##### Document extract

Saturday, December 22, 2012

The Oxford Definition
It's Baaack



I asked CDC's Unger via email why is CDC using the antiquated Oxford* definition in its partnership with HRSA (Health Resources and Services Administration), along with Fukuda** and Canadian Consensus Criteria*** in its continuing education courses? The Oxford definition requires only fatigue, unlike the other definitions of ME, which require immune, neurologic and autonomic symptoms.
I also asked Unger:
  • For most CFS-literate physicians and patients, using all three definitions is a problem. That’s because the Oxford definition requires only fatigue as a symptom. In contrast, Fukuda requires fatigue and four other symptoms.* According to most CFS-literate physicians, the Canadian Consensus Criteria (CCC) is the most accurate and thorough of these three definitions, and requires the following: fatigue, post-exertional malaise and/or fatigue, sleep dysfunction, and pain; two or more neurological/cognitive manifestations and one or more symptoms from two of the categories of autonomic, neuroendocrine and immune manifestations.**
Given the significant differences in definitions, does CDC believe using all three definitions is problematic?  Why or why not?

##########
##### Exercise data

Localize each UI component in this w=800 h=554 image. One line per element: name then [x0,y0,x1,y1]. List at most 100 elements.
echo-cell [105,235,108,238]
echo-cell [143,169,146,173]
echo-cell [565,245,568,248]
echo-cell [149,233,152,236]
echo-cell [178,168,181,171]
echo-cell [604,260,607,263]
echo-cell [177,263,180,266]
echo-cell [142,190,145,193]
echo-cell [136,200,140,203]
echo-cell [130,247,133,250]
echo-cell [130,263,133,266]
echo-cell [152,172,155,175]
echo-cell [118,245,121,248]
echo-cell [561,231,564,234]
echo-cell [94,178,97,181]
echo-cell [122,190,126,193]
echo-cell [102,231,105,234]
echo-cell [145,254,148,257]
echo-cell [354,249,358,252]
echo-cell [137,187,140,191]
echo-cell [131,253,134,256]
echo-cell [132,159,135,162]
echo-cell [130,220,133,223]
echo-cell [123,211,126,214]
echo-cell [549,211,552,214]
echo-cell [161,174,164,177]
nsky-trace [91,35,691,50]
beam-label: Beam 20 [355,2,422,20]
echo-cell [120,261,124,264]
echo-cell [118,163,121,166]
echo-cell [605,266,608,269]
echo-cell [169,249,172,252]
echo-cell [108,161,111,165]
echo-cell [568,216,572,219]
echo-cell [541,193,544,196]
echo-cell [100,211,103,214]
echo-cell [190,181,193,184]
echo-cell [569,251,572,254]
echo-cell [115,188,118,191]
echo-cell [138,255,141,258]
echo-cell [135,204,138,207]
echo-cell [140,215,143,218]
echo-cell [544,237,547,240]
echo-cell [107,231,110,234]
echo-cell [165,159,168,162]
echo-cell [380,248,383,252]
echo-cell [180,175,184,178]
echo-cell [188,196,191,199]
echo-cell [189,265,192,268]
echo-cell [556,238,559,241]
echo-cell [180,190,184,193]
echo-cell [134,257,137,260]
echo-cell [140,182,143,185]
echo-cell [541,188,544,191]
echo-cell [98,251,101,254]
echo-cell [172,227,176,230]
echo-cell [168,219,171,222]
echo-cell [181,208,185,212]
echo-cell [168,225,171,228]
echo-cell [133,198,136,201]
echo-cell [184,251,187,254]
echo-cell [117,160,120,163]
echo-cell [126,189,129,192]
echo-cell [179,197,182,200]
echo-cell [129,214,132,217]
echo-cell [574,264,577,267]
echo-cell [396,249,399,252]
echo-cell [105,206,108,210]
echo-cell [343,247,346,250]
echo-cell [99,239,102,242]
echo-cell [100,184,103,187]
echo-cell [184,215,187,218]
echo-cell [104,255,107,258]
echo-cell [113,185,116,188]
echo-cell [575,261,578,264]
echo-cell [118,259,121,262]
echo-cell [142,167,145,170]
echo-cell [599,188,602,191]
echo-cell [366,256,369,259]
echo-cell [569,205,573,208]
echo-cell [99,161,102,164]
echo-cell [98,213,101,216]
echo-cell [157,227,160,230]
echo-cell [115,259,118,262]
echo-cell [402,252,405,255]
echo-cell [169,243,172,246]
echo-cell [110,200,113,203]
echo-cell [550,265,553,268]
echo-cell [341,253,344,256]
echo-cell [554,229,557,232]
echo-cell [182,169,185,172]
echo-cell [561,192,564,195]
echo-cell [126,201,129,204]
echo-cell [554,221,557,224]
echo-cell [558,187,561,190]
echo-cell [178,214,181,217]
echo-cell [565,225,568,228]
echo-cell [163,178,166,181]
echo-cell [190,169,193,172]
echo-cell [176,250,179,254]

##########

Assignment 1:
Answer from the blog post on the Oxford definition:
(a) What does HRSA stand for?
(b) Apart from fatigue, how many other symptoms does Fukuda require?
(c) On what date was the post published?
Assignment 2:
Pick up the blog post on the Oxford definition after its final question, "Why or why not?", and continue it.
You won't need the listing for any of this.

Exercise result 1:
(a) Health Resources and Services Administration
(b) Four
(c) Saturday, December 22, 2012

Exercise result 2:
  • By focusing on fatigue, the Oxford definition neglects other important symptoms embraced by CCC, as well as other symptoms in the original Fukuda definition. Fatigue is characteristic of many illnesses, from cancer and heart disease to depression.  Thus, with the Oxford definition, CFS morphs into a vague disease—it’s only vague by the Oxford definition, not by CCC.  Using the Oxford definition makes it more difficult for doctors to distinguish pathological fatigue of CFS from ordinary fatigue and from illnesses that have fatigue as a symptom—and that’s most illnesses. For all these reasons, Oxford is, in the view of most patients and CFS-literate physicians, a woefully inadequate and inaccurate definition.  Does CDC understand the problems with the Oxford definition?
  • Does CDC want there to be confusion about the disease?  
  • If CDC doesn’t want there to be confusion, why does it use all three vastly different definitions in the HRSA CME courses?
  • Over and over again, CDC states in meetings and in its medical articles that CFS is a poorly understood disease. Other researchers and clinicians look to CDC for guidance. Does CDC understand that by using all three of these vastly different definitions, CDC is causing the disease to be poorly understood?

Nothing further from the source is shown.